## Stated goal
Copy out each line containing "CRUZ" from the entries below.

(Records about charts and figures)
"""
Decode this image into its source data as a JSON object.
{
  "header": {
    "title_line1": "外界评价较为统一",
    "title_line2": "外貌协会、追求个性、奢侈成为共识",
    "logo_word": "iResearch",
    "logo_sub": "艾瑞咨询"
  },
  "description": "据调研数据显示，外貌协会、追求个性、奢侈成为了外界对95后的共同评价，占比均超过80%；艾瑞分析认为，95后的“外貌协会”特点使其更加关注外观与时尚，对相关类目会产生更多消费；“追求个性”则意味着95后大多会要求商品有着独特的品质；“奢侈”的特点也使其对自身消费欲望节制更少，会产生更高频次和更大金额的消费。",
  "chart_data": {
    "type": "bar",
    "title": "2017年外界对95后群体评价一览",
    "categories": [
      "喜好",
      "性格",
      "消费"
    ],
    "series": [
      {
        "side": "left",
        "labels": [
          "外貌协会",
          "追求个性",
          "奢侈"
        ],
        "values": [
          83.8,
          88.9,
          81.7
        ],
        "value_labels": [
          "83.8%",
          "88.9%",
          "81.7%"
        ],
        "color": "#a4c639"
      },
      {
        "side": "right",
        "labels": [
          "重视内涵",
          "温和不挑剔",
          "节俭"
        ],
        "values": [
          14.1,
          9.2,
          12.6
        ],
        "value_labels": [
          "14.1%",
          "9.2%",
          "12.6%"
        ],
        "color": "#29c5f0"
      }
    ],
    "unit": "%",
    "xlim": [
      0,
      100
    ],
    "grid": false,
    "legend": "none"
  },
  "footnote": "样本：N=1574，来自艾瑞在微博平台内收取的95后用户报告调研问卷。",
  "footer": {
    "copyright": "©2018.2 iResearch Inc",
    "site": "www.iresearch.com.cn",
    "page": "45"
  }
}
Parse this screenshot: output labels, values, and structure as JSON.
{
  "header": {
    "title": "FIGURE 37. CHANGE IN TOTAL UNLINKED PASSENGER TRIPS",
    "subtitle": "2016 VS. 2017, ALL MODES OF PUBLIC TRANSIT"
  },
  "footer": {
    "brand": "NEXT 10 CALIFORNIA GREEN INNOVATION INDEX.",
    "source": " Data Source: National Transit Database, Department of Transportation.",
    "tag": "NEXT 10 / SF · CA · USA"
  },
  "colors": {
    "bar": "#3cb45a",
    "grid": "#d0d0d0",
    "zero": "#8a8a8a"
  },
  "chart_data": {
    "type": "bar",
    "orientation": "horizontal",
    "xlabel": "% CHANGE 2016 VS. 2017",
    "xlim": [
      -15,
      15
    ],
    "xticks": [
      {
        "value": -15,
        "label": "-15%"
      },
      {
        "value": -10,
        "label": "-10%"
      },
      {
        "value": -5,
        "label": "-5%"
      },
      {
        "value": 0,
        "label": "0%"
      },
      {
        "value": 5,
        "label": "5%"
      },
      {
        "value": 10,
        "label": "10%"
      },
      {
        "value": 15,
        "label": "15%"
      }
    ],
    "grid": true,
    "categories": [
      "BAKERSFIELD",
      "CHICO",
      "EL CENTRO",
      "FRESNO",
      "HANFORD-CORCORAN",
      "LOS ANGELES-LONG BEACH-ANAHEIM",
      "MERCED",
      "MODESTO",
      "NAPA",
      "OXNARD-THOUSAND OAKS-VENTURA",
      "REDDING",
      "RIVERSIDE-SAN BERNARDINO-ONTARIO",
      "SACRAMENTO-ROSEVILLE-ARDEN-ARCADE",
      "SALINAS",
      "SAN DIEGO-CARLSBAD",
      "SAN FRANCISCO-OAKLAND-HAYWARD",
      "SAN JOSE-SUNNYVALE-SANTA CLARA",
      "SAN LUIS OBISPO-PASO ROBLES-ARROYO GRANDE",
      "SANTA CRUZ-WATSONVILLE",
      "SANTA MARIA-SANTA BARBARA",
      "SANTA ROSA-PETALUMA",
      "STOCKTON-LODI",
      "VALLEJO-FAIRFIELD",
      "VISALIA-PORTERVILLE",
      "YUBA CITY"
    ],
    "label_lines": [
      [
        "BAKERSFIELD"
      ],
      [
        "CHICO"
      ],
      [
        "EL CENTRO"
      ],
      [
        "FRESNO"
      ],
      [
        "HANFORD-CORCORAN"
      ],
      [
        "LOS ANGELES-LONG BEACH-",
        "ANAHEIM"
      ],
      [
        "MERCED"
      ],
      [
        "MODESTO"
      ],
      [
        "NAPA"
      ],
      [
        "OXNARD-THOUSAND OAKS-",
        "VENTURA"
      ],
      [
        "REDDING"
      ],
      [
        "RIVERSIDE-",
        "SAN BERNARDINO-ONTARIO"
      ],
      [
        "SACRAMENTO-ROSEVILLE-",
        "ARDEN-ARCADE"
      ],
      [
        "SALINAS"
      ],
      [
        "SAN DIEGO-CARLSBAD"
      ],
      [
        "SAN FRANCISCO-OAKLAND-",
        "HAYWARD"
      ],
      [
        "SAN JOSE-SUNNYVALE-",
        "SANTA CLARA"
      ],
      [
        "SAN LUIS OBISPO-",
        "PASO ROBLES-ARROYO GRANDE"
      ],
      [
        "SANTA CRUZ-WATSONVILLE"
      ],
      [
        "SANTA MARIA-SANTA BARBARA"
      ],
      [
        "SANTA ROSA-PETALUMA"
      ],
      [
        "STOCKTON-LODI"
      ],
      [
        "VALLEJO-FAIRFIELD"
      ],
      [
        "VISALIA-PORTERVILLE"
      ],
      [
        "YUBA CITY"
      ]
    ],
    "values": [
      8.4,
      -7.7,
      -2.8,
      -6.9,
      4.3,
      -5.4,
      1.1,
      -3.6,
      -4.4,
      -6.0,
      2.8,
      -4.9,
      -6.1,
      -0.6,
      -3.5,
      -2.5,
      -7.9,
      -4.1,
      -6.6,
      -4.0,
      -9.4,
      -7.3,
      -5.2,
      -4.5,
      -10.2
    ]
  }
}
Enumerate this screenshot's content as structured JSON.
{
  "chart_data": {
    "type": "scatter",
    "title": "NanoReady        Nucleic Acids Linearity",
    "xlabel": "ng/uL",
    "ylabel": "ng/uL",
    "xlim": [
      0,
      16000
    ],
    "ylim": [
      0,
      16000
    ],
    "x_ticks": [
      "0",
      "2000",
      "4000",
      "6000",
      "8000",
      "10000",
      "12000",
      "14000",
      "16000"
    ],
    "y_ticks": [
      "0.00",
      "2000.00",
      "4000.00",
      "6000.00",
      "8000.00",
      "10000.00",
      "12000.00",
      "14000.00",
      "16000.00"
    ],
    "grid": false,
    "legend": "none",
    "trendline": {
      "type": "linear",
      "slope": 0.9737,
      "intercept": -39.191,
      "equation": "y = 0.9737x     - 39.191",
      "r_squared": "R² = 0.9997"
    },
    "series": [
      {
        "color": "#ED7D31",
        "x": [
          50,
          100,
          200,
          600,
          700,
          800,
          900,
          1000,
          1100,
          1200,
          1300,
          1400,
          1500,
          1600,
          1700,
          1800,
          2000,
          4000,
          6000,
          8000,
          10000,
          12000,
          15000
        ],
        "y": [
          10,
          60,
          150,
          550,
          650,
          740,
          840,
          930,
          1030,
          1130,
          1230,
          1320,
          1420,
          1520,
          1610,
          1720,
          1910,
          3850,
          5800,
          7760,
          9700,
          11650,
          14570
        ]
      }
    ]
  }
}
"""
## Final result
      "SANTA CRUZ-WATSONVILLE",
        "SANTA CRUZ-WATSONVILLE"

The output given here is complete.